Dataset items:
⁂

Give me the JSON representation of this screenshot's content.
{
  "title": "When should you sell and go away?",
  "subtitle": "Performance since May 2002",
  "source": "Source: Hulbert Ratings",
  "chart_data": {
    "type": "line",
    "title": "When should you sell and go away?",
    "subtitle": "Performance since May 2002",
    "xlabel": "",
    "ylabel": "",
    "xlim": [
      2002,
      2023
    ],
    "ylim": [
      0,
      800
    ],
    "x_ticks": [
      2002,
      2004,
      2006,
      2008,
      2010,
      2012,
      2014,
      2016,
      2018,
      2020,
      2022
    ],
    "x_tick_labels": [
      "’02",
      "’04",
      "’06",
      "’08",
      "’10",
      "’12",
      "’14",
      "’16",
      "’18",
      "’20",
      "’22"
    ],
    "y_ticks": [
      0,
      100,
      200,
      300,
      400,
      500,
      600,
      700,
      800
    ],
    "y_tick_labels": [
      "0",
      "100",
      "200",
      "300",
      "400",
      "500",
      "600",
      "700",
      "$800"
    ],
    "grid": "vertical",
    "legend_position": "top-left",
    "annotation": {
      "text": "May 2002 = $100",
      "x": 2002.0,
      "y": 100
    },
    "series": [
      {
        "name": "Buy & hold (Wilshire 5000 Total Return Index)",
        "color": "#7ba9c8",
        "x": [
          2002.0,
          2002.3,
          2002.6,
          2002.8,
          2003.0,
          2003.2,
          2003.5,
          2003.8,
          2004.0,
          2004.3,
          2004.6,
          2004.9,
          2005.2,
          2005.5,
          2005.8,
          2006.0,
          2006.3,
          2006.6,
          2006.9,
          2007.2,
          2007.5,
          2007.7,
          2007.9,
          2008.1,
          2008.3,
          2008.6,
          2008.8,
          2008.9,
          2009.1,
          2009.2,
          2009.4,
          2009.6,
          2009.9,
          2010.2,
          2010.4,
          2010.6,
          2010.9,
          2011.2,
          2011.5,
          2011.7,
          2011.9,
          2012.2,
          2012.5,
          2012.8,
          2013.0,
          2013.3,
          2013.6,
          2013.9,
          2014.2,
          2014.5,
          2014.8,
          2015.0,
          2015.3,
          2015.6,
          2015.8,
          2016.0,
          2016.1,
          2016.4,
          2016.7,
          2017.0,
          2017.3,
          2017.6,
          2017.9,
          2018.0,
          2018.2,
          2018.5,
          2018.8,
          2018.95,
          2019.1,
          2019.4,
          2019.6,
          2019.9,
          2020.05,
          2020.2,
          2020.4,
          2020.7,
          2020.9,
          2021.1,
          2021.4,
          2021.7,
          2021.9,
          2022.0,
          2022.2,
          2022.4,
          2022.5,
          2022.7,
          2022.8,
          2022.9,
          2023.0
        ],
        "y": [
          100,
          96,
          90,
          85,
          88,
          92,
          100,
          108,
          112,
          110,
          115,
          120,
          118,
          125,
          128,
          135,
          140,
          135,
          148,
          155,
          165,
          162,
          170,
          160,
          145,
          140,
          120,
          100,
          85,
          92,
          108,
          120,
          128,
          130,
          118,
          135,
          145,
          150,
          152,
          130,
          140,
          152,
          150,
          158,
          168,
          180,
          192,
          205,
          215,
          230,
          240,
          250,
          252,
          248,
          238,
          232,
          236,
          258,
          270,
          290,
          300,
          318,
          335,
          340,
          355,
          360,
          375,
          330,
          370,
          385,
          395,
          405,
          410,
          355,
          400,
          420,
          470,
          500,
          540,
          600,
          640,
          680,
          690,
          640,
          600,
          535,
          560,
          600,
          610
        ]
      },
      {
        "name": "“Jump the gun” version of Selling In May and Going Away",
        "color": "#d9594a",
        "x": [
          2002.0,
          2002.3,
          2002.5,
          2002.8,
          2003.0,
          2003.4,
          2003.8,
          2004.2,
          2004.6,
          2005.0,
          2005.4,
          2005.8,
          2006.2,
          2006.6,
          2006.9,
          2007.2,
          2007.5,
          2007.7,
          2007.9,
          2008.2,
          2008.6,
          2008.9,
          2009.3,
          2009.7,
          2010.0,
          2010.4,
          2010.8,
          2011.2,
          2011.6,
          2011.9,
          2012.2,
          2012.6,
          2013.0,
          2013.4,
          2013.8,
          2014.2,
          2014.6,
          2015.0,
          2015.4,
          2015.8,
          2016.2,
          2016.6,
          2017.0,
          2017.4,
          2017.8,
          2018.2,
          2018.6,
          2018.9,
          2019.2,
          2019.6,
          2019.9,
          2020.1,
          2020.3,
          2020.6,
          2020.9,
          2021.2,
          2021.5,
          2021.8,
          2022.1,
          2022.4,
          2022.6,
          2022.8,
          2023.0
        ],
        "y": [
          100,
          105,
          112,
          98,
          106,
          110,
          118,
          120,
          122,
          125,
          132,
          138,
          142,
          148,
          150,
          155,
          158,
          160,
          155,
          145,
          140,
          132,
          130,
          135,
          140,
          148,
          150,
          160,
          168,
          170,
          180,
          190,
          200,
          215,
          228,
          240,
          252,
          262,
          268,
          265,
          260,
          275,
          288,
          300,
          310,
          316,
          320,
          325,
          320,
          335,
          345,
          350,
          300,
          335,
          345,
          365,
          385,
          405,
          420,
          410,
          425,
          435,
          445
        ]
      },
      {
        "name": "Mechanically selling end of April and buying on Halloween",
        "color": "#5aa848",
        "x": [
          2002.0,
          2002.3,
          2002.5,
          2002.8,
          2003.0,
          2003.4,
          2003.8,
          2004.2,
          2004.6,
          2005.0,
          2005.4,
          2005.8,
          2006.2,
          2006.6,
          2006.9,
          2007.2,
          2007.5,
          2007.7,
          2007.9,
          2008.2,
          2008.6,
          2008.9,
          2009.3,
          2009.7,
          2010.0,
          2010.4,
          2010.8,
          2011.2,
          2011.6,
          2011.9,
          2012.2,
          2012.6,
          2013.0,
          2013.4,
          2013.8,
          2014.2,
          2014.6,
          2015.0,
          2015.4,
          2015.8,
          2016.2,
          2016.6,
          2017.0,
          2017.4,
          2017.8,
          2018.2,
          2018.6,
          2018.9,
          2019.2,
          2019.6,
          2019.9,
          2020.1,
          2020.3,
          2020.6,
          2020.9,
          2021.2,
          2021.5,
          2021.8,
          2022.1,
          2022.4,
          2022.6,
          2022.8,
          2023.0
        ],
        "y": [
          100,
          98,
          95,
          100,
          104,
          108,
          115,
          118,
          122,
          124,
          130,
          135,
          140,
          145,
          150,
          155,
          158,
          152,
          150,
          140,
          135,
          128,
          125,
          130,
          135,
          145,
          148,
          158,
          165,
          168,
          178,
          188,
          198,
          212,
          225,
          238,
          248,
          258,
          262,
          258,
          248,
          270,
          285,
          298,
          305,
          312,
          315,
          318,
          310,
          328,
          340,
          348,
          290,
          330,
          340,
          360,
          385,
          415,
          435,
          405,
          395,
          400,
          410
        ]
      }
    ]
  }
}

⁂

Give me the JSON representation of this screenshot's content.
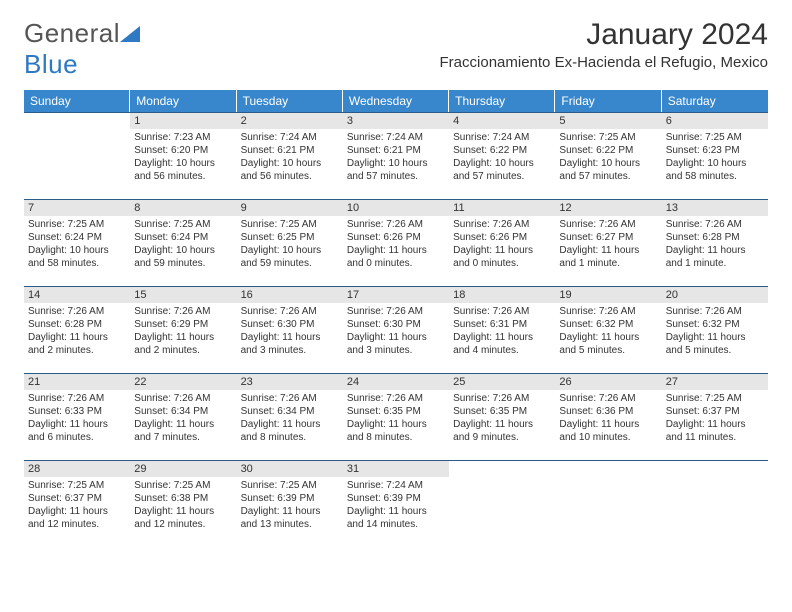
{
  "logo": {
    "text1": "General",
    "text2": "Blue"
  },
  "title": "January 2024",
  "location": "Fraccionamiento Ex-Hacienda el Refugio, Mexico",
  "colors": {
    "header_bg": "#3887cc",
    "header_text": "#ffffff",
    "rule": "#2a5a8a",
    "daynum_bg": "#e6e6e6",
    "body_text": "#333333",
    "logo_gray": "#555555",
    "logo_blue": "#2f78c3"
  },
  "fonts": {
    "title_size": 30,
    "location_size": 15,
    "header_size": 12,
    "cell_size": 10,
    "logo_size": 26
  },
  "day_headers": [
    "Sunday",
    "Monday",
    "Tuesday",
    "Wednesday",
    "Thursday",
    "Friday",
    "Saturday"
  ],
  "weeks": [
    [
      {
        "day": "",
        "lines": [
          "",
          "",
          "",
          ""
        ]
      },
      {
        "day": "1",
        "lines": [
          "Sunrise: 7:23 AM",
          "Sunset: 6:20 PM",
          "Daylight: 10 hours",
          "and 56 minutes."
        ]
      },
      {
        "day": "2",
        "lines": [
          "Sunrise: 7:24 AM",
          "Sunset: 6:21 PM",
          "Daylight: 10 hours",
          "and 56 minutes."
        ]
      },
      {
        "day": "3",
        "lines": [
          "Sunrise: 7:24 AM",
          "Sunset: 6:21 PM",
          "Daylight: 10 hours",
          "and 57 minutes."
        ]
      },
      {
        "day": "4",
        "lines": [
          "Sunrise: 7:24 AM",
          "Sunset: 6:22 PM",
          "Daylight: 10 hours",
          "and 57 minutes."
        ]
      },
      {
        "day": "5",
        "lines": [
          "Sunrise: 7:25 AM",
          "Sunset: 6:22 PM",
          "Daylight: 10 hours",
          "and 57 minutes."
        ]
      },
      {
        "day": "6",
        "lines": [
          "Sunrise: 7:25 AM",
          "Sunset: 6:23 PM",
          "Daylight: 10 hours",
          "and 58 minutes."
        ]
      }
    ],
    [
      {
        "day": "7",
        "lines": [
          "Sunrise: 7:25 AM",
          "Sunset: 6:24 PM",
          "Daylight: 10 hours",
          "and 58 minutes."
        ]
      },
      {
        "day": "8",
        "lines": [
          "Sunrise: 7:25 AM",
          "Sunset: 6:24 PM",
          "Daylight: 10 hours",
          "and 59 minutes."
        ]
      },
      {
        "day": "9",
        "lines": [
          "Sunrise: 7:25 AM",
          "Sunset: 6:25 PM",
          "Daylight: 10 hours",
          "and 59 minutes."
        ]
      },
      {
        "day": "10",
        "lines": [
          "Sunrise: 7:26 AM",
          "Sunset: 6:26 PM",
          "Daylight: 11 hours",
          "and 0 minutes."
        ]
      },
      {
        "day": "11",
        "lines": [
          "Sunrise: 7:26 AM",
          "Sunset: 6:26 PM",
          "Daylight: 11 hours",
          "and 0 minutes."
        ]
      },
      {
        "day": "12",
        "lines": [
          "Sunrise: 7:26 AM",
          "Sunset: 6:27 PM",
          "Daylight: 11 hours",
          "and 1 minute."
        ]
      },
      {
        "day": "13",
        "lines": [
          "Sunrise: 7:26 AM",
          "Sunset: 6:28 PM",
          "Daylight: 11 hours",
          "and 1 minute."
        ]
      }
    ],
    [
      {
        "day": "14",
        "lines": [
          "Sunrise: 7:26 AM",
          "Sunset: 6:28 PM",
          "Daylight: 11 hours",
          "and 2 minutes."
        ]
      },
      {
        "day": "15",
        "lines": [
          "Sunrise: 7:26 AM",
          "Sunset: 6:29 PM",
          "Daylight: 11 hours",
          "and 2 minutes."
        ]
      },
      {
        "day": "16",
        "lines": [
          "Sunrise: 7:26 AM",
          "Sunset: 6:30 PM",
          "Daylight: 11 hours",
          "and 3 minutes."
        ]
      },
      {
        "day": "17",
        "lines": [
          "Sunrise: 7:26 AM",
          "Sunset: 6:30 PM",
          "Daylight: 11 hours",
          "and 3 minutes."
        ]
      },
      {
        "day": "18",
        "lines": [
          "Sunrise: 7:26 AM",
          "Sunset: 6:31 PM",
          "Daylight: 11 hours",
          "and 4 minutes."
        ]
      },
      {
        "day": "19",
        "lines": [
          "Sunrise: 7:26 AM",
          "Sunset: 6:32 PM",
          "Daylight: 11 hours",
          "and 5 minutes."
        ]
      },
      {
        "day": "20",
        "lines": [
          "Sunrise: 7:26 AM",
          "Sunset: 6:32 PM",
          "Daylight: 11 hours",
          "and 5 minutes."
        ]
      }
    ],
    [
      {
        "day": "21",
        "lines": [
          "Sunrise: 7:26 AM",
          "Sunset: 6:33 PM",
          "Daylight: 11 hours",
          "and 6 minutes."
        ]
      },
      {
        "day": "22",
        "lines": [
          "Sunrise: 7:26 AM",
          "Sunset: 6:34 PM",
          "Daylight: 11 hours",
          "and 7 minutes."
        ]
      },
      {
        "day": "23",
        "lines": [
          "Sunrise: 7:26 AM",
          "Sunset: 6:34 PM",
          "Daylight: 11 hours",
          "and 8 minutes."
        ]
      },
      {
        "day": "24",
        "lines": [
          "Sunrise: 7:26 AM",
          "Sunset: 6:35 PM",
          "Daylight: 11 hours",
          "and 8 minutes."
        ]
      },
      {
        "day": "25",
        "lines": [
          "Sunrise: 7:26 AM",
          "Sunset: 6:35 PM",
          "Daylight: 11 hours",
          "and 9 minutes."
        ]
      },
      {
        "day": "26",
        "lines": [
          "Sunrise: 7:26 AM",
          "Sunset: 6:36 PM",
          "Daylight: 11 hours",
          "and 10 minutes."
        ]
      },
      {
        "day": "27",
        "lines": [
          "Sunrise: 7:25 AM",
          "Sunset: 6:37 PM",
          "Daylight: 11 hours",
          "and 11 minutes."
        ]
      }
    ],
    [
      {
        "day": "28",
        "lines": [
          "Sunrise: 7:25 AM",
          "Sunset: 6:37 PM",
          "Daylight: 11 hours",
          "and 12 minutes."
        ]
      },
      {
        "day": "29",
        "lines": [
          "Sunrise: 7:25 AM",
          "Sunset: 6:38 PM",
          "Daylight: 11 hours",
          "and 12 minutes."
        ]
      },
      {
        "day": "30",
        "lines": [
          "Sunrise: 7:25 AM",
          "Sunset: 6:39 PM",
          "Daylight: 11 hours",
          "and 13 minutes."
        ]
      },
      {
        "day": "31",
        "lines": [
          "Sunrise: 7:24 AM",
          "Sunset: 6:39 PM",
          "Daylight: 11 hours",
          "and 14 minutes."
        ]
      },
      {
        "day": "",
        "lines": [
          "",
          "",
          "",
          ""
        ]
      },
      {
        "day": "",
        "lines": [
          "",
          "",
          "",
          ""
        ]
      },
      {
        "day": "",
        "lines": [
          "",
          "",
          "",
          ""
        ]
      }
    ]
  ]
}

⁂

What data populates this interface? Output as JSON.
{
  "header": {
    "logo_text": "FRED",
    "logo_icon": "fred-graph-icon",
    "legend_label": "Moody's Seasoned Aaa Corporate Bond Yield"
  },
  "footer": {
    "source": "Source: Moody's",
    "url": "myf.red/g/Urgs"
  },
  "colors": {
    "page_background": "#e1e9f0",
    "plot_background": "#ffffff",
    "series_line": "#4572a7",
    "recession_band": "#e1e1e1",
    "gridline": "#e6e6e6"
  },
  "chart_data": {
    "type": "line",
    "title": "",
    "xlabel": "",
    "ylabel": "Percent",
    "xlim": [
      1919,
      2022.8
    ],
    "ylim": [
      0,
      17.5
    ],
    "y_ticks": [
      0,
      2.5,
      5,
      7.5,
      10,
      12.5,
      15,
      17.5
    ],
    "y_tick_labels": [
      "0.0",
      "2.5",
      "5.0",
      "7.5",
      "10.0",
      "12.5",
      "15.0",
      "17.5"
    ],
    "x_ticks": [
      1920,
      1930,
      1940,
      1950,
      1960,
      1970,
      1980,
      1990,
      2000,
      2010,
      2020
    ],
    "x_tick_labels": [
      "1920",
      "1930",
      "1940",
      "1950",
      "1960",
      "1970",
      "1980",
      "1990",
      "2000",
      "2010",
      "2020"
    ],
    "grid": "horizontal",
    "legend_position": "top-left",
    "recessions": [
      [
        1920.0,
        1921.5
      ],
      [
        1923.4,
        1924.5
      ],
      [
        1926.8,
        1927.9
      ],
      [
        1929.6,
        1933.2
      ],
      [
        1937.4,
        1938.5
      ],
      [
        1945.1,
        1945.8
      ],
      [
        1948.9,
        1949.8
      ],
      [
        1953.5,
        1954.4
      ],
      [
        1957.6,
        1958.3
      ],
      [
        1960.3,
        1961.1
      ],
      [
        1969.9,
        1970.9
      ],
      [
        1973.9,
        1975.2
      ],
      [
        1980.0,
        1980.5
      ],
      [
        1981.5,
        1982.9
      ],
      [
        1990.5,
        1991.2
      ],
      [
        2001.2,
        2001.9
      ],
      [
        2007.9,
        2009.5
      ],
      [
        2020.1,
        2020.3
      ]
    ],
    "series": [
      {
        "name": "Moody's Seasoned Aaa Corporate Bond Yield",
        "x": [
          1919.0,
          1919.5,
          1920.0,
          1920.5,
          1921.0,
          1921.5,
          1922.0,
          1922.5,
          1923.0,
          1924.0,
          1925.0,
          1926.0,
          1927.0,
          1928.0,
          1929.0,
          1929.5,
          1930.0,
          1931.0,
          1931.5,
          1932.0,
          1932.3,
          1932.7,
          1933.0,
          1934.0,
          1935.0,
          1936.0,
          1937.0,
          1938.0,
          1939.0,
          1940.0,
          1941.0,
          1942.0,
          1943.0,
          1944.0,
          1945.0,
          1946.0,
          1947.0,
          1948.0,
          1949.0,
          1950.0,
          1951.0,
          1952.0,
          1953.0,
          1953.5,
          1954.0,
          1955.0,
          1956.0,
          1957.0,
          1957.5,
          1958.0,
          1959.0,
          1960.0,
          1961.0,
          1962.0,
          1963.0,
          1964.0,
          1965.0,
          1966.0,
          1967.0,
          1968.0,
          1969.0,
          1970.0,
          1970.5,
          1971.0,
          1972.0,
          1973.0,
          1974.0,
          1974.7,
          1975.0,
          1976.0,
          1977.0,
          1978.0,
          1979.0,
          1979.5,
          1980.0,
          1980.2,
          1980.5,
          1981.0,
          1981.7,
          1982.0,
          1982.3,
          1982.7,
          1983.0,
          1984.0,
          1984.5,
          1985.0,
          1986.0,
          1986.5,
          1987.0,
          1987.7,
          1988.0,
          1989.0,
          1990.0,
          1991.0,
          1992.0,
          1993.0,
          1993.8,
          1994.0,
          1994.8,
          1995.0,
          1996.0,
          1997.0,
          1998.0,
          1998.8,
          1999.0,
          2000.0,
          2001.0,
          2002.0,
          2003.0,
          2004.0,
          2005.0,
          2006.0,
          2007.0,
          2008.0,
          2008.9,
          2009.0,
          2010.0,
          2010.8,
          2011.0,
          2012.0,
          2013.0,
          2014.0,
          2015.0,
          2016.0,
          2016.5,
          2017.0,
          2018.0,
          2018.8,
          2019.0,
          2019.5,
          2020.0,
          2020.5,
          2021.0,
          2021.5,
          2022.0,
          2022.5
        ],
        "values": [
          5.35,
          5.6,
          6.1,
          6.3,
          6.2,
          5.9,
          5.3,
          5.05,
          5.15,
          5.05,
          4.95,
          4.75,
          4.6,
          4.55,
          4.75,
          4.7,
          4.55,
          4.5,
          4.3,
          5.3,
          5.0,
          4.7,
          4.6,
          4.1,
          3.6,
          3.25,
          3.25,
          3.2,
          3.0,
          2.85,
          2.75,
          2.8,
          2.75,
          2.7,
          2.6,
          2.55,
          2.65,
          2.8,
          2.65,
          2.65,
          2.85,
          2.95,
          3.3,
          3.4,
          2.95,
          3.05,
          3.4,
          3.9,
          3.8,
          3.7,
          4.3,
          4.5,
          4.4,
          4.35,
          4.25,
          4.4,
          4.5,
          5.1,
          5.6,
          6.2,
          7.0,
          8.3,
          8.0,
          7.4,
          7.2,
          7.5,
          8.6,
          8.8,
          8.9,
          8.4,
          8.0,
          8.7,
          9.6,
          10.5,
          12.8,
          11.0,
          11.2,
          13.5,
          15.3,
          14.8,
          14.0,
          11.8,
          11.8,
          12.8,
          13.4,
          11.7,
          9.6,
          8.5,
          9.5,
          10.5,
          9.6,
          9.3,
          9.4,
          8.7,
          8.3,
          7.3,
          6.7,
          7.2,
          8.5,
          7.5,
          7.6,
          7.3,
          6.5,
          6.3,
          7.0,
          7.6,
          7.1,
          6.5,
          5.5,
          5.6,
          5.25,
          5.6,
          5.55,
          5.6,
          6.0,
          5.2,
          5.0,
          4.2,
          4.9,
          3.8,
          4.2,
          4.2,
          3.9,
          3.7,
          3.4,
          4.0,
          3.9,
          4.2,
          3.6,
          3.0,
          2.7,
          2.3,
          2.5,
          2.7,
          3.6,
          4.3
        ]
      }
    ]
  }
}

⁂

--- REQUIRED TASK ---
Gather each line from the entries above that includes the word "name".

--- RESULT OF THE EXERCISE ---
        "name": "Buy & hold (Wilshire 5000 Total Return Index)",
        "name": "“Jump the gun” version of Selling In May and Going Away",
        "name": "Mechanically selling end of April and buying on Halloween",
        "name": "Moody's Seasoned Aaa Corporate Bond Yield",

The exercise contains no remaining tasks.